━━ Texto citado
Agora, os planos atuais em discussão não lidam com esses problemas estruturais cortam apenas perfumaria e rede de apoio social.
E quando vier o inevitável downgrade da nota de crédito, o que acontece?
É pouquíssimo provável que algum acordo chegue aos US$ 4 trilhões e planos para sustentabilidade fiscal almejados pelas agências de risco.
Por isso, provavelmente elas vão reduzir a nota dos EUA de AAA para AA ou AA+.
Na prática, isso significa que ficará mais caro para os Estados Unidos tomarem empréstimos (por meio de emissão de títulos, por exemplo, os investidores vão exigir maior remuneração, já que os EUA não mais são considerados tomadores 100% seguros).
Nas contas do JP Morgan, um downgrade levaria os juros dos Treasuries a subir entre 0,6 e 0,7 ponto porcentual no longo prazo e isso custaria US$ 100 bilhões por ano.
Ou seja, os EUA vão pagar US$ 100 bilhões a mais em juros por ano dinheiro esse que deixa de ir para escolas, requalificação de americanos desempregados que não conseguem se recolocar, infraestrutura, etc, etc.
O cenário é ruim, mas não é apocalíptico. Como explicou David Wessel em coluna recente no "The Wall Street Journal", apenas um punhado de instituições financeiras com regras mais estritas teriam de se livrar dos títulos americanos se eles perderem a nota de crédito máxima.
Fundos mútuos de investimentos, que detêm US$ 684 bilhões em títulos da dívida americana, não iria vendê-los nem deixar de comprá-los. Tampouco as seguradoras.
O chamado "repo market", no entanto, que usa os títulos doTtesouro como colateral, pode sofrer turbulências.
Mas, de forma geral, não é que todo mundo vá sair vendendo os títulos americanos e refugiar em papeis da dívida de países que mantêm a nota AAA, como Áustria, Noruega e Cingapura.
━━━━
━━ Entradas fornecidas
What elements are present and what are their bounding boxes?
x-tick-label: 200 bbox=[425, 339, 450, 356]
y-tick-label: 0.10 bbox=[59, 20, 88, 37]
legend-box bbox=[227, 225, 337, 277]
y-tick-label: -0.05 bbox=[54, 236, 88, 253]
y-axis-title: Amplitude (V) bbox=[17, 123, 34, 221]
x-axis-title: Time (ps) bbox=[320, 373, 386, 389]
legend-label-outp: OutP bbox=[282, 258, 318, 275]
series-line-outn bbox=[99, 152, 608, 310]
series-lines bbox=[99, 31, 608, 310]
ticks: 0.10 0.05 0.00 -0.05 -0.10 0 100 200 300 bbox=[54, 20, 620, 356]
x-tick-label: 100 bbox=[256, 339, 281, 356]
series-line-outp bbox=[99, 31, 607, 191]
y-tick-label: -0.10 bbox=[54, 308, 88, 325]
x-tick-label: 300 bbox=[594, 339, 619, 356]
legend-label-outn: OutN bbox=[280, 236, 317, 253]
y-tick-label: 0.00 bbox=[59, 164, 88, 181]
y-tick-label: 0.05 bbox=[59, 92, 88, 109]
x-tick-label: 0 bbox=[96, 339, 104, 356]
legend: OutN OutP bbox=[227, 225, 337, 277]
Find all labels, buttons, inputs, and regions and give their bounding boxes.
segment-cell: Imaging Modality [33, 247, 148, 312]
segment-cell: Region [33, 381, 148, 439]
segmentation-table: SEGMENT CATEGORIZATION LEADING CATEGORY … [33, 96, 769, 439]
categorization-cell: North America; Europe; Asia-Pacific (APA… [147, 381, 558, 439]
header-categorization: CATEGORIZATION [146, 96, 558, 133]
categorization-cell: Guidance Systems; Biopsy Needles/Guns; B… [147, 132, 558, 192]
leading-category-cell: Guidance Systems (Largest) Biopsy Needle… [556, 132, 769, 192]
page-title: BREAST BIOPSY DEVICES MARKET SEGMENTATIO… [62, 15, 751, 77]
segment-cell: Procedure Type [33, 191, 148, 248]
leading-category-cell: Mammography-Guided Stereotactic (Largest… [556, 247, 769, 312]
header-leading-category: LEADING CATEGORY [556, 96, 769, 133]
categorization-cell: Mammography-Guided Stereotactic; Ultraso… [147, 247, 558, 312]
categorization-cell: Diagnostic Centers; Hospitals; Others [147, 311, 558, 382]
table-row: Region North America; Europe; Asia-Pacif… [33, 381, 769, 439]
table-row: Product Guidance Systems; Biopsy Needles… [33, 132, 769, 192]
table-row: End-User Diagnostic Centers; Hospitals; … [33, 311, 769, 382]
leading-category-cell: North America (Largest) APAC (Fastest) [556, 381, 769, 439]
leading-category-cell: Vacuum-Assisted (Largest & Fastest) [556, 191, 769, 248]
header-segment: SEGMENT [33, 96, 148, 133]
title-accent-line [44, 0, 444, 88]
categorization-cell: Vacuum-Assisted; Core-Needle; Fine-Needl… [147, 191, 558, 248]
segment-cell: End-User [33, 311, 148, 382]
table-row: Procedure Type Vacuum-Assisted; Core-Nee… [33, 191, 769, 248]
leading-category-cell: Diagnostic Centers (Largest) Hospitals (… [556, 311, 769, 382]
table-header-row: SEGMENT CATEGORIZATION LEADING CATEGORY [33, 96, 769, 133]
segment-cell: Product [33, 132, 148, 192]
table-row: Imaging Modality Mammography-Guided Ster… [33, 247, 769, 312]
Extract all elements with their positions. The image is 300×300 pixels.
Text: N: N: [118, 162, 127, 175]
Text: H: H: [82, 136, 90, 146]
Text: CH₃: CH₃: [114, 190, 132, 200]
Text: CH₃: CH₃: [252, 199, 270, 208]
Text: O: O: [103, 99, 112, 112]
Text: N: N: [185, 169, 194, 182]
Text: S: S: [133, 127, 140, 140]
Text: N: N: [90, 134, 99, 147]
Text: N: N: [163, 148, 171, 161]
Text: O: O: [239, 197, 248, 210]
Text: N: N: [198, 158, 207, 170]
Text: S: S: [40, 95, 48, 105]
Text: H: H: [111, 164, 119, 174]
━━━━
### Instrução
Imprima sem nenhuma alteração o trecho do texto sobre o rebaixamento da nota de crédito dos EUA que começa com as palavras "É pouquíssimo provável" e termina com "tomadores 100% seguros).".

### Solução
É pouquíssimo provável que algum acordo chegue aos US$ 4 trilhões e planos para sustentabilidade fiscal almejados pelas agências de risco.
Por isso, provavelmente elas vão reduzir a nota dos EUA de AAA para AA ou AA+.
Na prática, isso significa que ficará mais caro para os Estados Unidos tomarem empréstimos (por meio de emissão de títulos, por exemplo, os investidores vão exigir maior remuneração, já que os EUA não mais são considerados tomadores 100% seguros).